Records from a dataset
---
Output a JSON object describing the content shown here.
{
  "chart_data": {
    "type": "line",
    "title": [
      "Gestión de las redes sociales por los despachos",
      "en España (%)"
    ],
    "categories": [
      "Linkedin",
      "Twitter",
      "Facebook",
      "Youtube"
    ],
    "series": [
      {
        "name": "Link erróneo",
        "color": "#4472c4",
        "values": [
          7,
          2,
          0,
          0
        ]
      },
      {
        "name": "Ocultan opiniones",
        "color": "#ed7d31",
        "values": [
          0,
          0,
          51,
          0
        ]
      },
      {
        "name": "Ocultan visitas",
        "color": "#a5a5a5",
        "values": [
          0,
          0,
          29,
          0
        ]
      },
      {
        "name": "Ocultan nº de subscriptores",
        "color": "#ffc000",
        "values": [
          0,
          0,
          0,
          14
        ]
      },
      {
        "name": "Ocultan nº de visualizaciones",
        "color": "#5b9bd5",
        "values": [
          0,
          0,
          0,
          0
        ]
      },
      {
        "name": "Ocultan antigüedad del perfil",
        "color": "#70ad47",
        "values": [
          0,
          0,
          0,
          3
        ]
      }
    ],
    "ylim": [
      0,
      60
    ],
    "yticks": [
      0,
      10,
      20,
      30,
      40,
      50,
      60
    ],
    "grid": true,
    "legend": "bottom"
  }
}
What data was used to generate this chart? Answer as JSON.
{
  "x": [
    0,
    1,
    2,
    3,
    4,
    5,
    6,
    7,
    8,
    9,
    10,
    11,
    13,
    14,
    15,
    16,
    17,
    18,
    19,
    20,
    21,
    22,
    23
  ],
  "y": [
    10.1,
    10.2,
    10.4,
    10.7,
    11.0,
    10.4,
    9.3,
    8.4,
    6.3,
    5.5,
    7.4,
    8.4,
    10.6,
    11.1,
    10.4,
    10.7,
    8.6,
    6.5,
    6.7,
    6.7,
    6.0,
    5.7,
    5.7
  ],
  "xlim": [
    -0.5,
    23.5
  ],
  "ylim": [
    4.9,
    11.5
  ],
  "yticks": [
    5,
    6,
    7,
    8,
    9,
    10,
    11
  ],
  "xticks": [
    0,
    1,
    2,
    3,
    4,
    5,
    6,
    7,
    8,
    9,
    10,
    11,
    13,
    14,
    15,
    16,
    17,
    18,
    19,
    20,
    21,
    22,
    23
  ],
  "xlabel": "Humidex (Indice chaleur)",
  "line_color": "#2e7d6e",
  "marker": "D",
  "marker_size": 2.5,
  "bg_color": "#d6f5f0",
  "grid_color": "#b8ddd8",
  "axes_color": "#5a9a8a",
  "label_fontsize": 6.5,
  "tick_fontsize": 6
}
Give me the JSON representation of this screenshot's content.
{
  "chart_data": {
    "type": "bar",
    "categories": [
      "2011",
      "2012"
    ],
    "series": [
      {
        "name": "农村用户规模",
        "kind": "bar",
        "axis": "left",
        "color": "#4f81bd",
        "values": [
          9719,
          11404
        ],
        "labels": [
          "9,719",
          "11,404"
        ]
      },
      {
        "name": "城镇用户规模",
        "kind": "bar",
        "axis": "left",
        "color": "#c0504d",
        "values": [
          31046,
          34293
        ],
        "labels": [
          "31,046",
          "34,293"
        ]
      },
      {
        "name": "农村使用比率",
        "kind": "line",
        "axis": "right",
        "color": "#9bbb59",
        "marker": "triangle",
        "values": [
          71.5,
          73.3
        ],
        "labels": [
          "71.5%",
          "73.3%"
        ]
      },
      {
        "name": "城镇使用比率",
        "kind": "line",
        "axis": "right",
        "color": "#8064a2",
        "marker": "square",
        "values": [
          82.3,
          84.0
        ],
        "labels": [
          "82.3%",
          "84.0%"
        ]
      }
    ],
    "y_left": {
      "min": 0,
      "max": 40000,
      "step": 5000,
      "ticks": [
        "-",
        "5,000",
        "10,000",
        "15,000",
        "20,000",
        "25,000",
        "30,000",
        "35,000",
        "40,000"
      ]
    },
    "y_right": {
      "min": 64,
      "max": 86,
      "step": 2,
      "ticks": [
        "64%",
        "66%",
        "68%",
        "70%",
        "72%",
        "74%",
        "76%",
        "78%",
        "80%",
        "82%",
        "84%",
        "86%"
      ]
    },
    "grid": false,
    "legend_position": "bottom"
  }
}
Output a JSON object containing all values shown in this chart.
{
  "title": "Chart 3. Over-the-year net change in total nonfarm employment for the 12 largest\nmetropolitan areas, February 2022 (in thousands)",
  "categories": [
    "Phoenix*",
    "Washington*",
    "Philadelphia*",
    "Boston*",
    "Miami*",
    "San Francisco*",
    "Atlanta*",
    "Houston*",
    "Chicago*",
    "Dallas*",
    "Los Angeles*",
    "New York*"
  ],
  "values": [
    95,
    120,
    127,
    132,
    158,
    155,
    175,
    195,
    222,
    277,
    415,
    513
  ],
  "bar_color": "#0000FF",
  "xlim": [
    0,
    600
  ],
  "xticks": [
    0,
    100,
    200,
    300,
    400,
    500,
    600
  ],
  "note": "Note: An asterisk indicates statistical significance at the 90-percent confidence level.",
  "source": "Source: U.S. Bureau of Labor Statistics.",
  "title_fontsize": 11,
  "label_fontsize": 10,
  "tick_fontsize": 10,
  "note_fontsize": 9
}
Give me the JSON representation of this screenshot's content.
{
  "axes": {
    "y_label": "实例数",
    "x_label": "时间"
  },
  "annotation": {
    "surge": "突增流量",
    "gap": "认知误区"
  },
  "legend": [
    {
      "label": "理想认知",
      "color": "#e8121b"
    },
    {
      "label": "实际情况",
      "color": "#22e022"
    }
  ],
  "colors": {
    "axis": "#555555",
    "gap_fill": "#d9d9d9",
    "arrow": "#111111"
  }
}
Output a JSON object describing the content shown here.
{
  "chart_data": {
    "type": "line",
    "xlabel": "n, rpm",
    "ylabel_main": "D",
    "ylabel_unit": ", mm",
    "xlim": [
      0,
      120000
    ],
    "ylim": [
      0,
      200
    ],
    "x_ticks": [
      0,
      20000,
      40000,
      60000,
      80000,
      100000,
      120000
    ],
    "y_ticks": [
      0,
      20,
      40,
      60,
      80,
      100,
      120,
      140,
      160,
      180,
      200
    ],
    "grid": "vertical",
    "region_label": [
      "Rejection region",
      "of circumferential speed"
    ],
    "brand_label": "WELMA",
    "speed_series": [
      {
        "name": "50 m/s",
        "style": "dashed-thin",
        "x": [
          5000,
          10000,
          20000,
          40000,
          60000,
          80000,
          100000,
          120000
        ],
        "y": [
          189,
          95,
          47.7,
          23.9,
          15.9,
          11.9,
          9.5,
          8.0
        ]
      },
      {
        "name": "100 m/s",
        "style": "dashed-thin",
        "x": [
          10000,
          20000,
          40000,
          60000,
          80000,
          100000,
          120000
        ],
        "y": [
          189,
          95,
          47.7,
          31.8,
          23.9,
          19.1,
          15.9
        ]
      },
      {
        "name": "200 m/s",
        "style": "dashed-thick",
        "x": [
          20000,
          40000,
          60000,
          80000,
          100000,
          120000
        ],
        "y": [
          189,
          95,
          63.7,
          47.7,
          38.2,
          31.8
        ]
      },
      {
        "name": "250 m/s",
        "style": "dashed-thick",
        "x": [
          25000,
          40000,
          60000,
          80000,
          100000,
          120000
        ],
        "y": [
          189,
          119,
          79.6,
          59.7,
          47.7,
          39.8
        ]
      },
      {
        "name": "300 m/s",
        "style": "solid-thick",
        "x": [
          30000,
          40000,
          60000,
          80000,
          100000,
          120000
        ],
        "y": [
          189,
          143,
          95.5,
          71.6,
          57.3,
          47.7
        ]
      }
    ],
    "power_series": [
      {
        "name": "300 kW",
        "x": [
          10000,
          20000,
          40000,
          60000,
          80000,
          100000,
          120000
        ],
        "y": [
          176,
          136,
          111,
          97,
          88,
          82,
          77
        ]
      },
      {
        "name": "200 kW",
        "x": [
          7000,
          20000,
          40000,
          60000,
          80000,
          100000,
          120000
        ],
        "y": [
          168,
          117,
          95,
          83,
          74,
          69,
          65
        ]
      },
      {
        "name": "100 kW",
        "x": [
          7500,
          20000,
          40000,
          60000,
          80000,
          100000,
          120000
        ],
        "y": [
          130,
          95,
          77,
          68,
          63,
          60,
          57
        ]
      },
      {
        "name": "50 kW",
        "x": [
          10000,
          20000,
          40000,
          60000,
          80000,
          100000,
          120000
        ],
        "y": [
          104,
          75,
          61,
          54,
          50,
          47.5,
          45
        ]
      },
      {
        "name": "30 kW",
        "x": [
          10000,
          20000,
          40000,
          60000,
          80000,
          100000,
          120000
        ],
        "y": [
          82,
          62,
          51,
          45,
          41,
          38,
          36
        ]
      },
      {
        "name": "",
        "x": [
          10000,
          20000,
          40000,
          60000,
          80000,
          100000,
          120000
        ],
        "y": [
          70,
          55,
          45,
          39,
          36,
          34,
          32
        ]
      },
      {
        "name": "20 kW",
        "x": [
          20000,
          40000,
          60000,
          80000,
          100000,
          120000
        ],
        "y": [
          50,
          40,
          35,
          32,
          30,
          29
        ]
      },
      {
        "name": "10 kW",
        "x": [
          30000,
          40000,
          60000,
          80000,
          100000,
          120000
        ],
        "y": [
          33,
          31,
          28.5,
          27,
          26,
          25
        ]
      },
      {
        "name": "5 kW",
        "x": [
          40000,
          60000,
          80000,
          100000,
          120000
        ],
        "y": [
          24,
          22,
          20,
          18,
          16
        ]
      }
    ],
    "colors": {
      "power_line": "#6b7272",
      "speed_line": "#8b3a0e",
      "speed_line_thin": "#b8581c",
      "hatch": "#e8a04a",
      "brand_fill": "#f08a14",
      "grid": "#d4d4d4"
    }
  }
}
---
:: TASK REQUIREMENTS ::
In the records shown above, how many lines include the word "this"? Answer with the number only.

:: FINISHED EXERCISE ::
4